• [What needs to be done] From the records, pick out and copy each line containing "S₂O₃²".

>> BEGIN Working data

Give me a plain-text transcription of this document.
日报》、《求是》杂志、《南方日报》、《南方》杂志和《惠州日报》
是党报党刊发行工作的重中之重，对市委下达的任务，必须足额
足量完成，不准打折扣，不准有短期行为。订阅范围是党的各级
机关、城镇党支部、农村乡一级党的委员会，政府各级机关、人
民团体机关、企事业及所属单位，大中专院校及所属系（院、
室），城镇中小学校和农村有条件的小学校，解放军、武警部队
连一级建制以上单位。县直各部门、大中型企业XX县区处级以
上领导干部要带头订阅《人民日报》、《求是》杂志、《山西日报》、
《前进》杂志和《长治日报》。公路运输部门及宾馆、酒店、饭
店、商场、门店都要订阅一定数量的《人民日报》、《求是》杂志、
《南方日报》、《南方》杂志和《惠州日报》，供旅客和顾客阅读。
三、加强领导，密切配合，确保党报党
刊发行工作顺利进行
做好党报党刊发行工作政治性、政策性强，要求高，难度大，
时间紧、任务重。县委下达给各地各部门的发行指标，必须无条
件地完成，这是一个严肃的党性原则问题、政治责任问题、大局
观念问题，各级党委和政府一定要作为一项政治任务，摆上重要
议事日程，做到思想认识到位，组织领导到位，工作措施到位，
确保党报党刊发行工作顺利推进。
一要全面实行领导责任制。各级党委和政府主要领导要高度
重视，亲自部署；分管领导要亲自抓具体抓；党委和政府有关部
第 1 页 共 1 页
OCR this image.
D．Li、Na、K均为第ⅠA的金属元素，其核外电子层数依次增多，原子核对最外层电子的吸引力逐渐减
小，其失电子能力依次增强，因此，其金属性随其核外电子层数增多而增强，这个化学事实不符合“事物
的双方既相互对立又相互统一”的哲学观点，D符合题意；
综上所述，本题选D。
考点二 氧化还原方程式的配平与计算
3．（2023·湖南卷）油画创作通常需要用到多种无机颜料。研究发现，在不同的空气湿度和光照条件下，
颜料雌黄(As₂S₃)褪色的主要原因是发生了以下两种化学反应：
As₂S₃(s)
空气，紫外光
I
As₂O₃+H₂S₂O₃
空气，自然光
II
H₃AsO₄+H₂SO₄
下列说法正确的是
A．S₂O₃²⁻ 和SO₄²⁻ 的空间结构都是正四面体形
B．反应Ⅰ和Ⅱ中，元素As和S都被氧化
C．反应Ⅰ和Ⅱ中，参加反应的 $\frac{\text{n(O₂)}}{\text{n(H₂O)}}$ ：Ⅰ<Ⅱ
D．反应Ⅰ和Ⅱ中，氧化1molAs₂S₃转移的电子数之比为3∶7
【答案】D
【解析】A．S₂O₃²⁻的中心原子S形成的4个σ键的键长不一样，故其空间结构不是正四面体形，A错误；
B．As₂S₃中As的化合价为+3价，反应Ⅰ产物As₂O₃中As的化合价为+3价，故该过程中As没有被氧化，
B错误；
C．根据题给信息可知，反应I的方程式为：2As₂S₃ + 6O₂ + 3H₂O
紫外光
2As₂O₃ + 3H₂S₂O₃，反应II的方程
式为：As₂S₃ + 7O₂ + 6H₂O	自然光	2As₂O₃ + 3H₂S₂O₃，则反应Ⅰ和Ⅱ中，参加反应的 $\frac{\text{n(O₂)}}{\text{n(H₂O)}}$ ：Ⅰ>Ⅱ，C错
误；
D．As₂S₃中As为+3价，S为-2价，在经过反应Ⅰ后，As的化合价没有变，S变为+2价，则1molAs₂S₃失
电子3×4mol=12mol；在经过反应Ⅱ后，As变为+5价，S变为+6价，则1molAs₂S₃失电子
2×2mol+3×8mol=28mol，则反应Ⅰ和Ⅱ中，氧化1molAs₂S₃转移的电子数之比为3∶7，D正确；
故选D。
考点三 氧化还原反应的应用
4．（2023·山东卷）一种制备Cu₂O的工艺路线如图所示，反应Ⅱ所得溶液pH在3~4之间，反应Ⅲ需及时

>> END Working data

• [Response to the task]
A．S₂O₃²⁻ 和SO₄²⁻ 的空间结构都是正四面体形
【解析】A．S₂O₃²⁻的中心原子S形成的4个σ键的键长不一样，故其空间结构不是正四面体形，A错误；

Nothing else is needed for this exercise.